Look through the lines and report how many include the word "Sulkemisliikkeen", giving nothing but the number.
─── Source data ───
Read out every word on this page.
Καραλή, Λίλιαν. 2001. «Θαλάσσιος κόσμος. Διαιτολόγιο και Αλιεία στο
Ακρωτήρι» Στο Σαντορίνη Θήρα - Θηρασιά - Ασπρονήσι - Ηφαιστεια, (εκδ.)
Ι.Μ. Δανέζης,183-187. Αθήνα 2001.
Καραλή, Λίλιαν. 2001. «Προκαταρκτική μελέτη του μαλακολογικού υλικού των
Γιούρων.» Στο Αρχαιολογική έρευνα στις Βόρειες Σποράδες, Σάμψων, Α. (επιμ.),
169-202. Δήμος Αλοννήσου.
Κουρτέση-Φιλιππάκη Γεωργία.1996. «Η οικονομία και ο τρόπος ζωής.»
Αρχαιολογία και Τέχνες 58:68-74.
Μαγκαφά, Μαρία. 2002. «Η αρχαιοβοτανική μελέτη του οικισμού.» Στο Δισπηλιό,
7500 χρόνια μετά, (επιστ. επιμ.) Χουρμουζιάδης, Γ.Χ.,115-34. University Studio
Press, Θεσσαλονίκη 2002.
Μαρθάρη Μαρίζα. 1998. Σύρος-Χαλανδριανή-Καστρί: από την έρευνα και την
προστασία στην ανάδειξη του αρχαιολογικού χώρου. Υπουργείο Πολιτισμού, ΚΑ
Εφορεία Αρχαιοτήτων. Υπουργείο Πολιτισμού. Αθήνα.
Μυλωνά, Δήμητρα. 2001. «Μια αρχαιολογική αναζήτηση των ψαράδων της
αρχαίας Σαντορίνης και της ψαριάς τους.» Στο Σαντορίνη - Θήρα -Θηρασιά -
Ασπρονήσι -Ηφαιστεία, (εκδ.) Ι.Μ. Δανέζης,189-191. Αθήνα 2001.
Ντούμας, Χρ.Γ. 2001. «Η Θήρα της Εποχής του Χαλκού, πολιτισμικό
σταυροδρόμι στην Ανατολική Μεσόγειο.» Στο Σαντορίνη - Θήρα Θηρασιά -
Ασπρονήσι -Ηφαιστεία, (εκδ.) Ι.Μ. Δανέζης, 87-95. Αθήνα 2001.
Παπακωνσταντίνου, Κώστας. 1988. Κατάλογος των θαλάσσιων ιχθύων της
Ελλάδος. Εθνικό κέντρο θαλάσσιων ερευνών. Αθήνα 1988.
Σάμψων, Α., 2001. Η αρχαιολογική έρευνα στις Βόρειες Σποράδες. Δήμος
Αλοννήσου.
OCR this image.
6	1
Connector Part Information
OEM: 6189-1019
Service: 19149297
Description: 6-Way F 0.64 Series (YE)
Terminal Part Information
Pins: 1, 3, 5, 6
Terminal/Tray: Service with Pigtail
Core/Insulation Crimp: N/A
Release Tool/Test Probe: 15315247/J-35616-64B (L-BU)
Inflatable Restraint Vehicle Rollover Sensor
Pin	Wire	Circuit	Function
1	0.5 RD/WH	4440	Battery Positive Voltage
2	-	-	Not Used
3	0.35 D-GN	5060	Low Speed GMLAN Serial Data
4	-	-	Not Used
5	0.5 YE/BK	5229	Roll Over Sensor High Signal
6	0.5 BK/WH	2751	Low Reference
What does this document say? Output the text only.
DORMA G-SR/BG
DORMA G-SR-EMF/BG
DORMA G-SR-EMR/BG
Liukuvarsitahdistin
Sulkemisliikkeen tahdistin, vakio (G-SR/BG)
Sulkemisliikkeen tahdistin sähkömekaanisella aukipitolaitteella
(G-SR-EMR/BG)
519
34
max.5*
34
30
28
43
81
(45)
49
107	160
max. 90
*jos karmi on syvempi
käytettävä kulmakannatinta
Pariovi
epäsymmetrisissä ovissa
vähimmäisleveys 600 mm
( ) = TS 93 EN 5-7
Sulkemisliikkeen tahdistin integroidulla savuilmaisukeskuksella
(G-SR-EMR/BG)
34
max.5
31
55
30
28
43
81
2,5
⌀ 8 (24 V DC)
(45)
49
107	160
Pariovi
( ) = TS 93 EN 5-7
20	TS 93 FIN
───
Response to the exercise:
3